• The request:
Lines containing "Φίλιππος" are to be counted. Report the count alone.

• Stored rows:
——

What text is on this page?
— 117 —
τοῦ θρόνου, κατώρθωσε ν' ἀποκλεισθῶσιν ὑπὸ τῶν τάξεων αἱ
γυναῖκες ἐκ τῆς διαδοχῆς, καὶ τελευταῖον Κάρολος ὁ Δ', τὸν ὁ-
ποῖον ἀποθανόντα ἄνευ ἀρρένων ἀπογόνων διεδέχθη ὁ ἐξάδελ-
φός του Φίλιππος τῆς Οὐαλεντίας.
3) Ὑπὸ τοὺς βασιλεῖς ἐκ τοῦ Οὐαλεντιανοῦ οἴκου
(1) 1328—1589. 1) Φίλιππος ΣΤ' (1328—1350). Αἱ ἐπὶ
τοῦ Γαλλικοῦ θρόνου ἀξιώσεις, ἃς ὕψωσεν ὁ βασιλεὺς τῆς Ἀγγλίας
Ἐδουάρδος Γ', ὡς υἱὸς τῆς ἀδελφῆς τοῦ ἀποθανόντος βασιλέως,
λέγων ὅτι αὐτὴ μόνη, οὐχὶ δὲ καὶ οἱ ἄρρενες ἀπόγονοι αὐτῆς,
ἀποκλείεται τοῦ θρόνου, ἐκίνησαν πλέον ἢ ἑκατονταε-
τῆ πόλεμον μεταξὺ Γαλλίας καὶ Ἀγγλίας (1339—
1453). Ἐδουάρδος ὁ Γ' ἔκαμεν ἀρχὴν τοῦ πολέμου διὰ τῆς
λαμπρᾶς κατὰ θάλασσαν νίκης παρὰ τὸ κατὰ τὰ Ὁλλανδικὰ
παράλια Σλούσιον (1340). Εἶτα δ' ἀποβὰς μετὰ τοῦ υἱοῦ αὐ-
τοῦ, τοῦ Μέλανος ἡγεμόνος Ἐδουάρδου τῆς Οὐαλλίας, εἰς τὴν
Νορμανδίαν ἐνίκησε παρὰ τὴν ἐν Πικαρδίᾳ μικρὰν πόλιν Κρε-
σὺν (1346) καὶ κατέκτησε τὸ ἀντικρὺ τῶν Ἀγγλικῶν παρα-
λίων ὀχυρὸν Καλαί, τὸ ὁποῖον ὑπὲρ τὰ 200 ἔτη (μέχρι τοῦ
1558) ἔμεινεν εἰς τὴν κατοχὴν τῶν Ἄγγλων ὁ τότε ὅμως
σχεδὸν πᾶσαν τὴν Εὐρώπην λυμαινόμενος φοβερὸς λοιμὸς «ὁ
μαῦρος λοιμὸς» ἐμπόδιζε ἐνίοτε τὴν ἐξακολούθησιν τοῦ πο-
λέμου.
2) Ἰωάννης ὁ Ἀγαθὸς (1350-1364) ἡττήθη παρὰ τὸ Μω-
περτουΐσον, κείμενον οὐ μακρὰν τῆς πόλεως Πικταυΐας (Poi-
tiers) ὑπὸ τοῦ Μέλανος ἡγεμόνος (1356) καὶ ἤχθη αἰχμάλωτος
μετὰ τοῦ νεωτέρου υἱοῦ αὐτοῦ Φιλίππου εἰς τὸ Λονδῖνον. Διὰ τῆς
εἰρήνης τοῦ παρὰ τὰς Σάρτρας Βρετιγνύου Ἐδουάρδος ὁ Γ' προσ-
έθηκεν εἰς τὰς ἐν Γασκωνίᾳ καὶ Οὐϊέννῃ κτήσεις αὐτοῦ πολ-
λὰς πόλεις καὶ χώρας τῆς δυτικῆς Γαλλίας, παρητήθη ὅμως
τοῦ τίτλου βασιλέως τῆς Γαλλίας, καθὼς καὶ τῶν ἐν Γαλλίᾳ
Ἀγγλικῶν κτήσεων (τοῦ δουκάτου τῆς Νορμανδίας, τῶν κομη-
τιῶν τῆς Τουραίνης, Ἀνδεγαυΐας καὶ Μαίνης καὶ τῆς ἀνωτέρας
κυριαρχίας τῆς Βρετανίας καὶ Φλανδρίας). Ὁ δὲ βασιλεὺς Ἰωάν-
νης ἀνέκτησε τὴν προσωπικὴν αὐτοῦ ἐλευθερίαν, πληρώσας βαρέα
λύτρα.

——

• The response:
2